Data records
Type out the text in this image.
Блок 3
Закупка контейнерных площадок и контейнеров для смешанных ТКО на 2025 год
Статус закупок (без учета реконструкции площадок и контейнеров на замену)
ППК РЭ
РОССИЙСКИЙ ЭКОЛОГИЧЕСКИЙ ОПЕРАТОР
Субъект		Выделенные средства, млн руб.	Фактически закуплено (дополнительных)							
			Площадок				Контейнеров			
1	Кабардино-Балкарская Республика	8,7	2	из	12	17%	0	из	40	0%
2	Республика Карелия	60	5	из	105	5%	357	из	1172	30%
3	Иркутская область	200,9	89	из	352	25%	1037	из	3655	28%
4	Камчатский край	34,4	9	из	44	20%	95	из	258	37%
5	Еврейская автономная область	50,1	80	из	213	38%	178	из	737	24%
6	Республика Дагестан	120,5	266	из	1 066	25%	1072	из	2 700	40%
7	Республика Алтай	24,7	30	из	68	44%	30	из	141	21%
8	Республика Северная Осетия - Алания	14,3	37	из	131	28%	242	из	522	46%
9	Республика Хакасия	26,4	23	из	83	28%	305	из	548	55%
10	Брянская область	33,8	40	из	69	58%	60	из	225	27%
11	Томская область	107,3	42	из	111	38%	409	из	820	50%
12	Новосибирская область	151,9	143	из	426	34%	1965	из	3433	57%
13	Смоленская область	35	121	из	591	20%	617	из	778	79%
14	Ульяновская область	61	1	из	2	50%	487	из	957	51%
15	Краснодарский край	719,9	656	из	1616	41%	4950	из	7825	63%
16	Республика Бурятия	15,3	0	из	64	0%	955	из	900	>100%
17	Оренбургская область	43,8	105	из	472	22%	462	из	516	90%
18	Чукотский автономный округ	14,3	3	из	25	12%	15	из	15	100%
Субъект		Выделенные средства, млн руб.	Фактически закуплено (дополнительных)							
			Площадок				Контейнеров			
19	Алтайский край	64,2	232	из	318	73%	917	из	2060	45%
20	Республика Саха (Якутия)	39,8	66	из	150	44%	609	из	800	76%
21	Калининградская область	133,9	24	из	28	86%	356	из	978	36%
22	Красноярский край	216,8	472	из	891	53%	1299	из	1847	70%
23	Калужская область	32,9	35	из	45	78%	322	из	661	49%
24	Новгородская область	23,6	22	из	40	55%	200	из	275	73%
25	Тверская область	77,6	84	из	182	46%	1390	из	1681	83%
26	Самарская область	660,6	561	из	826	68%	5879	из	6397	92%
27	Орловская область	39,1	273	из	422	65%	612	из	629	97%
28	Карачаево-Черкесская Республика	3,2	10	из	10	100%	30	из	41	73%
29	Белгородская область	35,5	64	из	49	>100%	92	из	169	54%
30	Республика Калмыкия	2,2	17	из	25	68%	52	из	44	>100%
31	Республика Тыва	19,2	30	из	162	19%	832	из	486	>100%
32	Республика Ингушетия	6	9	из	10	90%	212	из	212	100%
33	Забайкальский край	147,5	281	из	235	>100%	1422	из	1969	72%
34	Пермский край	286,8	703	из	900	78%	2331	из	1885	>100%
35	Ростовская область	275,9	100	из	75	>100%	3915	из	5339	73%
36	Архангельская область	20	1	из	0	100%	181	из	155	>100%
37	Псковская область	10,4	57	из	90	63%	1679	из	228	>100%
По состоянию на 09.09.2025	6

● **GIVEN PROBLEM**
State how many lines of the listing hold the string "край"; reply with the number and nothing else.

● **EXERCISE RESULT**
6